**Job:** Write the next part of the Lens-co tax decision, picking up right after its last line.

**Document excerpt:**
42. I accept that the credit of $4,040 was a credit of a dividend which had been provided for in the accounts to 30 June 1984. I find that the $1,712.83 also represented a dividend distribution as provided for in Journal entry 8513 as


ATC 4703

  • `Being to distribute the remaining unappropriated profits to the shareholders on closure of the business as dividends.'

The amounts so credited to the loan account were in fact included in the figure returned by the applicant as dividends derived. In consequence, to that extent there has been a double-counting.

The $80,339

44. The proposed final act to close off the operations of Lens-co was the action taken by Lens-co to implement a resolution of directors of Lens-co of 30 June 1985 recorded in the following terms:

`Shareholders loan:

  • It was resolved that the loan by the shareholders from the company be forgiven in view of the fact the company no longer was trading and that it holds sufficient reserves to absorb cancellation of the debt and has no material effect on the closure of the company prior to liquidation.
  • It was further resolved that the debt be written off to a debt forgone account.'

I propose to consider in detail the significance of what was done in consequence of that resolution.

45. That resolution was given effect to by a further journal entry:

      `Debt Forgone Account                   Dr. $80,339
      Shareholders Current Account                                Cr. $80,339
      Being a transfer Balance out of
      Shareholder's account upon
      forgiveness of the debt'
              

46. On these things being done the balance sheet of Lens-co to 30 June 1985 was as previously set out. It was stripped of both assets and acknowledged liabilities and was therefore understood to be in a condition to persuade a liquidator to assume responsibility for the formal winding up.

47. To appreciate the significance of the resolution to `forgo', it is appropriate to compare in financial terms the decisions respectfully contended for by the parties after giving effect to all other financial transactions. In doing so, in the following tables I have taken into account:

  • (a) the liability of Nigel to Lens-co at $80,339;
  • (b) the circumstance that after the sale of the business it was inappropriate to retain `goodwill' as an item of value in the balance sheet;
  • (c) the financial position contended for by the applicant; and
  • (d) the financial position contended for by the Commissioner.

48. In the comparative tables following the objective is to express the financial position of the company in balance sheet terms according to the respective contentions of the parties immediately prior to the passage of the resolution to forgo.

49.

                                BALANCE SHEET OF LENS-CO

                       (Immediately prior to resolution to `forgo')


      Figures according to:                 Taxpayer       Commissioner

      SHAREHOLDERS FUNDS
        Ordinary Shares                       $101               $101
        Capital Realisation Reserve        $95,000            $95,000
        Goodwill                          ($15,000)          ($15,000)

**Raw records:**
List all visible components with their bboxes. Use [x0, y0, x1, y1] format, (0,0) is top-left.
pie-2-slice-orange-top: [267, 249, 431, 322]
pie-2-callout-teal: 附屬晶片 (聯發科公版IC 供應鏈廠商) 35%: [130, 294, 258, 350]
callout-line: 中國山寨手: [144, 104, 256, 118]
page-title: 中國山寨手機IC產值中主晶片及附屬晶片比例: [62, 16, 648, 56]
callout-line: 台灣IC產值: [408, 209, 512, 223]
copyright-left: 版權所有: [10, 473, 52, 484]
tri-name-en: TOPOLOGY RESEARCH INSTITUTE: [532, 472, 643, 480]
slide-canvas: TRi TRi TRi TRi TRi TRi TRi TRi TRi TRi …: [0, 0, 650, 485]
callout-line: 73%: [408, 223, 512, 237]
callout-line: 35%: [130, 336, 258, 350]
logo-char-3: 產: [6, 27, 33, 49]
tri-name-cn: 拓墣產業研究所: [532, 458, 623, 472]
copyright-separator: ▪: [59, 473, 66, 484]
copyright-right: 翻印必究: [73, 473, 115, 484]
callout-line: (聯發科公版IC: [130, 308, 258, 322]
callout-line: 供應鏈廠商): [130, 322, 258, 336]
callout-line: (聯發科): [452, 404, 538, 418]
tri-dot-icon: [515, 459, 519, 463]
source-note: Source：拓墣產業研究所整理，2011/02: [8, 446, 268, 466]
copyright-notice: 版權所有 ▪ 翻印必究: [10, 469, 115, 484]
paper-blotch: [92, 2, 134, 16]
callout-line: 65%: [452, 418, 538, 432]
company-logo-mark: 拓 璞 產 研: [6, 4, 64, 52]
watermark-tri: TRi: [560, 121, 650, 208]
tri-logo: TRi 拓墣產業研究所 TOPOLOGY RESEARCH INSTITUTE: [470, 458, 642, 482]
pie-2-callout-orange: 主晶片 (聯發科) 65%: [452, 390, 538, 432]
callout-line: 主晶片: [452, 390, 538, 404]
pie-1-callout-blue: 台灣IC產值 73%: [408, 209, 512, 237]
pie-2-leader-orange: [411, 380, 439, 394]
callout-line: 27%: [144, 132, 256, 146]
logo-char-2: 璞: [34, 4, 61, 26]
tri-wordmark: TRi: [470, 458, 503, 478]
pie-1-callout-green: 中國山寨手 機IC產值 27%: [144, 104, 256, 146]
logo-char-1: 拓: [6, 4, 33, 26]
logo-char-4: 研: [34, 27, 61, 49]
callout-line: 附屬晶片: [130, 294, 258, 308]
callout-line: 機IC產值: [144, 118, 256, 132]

**Expected answer:**
        Unappropriated Profits Reserve                       ($92,152)
                                          ---------          ---------
                                           $80,101           ($12,051)
                                          ---------


                      ---------

      Figures according to:                    Taxpayer       Commissioner

      ASSETS
        Shareholder's Loan                      $80,339            $80,339
                                                $80,339            $80,339

      LIABILITIES
        Bank                                       $238               $238
        Tax                                                        $92,152
                                               ---------          ---------
                                                $80,101           ($12,051)
                                               ---------          ---------
              

50. Upon the evidence presented before me the resolution to `forgo' and the action taken on the part of Lens-co in writing up its books of account to give effect to that resolution constituted nothing more than a unilateral act on the part of Lens-co whereby the company declared its intention to remit the debt due to it by Nigel and adopted accounts intended to reflect that decision. On the face of it, although that was done when Lens-co was substantially controlled by Nigel, it was not done in such a way as to confer any right upon Nigel against the company such as would have entitled him to resist a claim for payment of the debt. There is no basis in the evidence before me for Nigel to contend that he was released, whether by deed under seal or by any agreement for which consideration was given, or that he so acted in consequence of the company's representations as to be entitled to allege an estoppel. Once that is recognised, it follows that nothing has passed to Nigel. His liability to the company remains as it was. He may cease to be liable to pay the company by force of law by reason of the effluxion of time, but he was not so released by reason of either the passage of resolution or the action taken by the company in writing up its books of account.

51. The situation is therefore quite unlike the situation considered by the Supreme Court of
New Zealand in Campbell & Anor v. Commr of Inland Revenue (N.Z.) (1967) 14 A.T.D. 551 where debts of shareholders were forgiven by deeds of forgiveness. In those circumstances the execution and delivery of the deeds conferred an immediate financial benefit upon the persons in whose favour the deeds were executed. But no such advantage was conferred here. If any advantage is to come to the applicant it seems likely that it will come in consequence of the belated decisions of the Commissioner to raise assessments against the company and advance his claims to be a creditor of the company.''

In the course of argument before the Court neither counsel sought to challenge any finding of fact made by the Tribunal.

However, counsel for the Commissioner submitted that the Tribunal, even though it made the finding set out in para. 50 and 51 it, ``failed to consider that what in fact had happened was that the debt was discharged by performance, and the manner in which it was performed was by the company meeting that obligation'' that is, ``the company satisfying that debt by writing off that debt against the proceeds of the sale''. In any event, counsel submitted that the Tribunal failed to consider sec. 6(1) and 44.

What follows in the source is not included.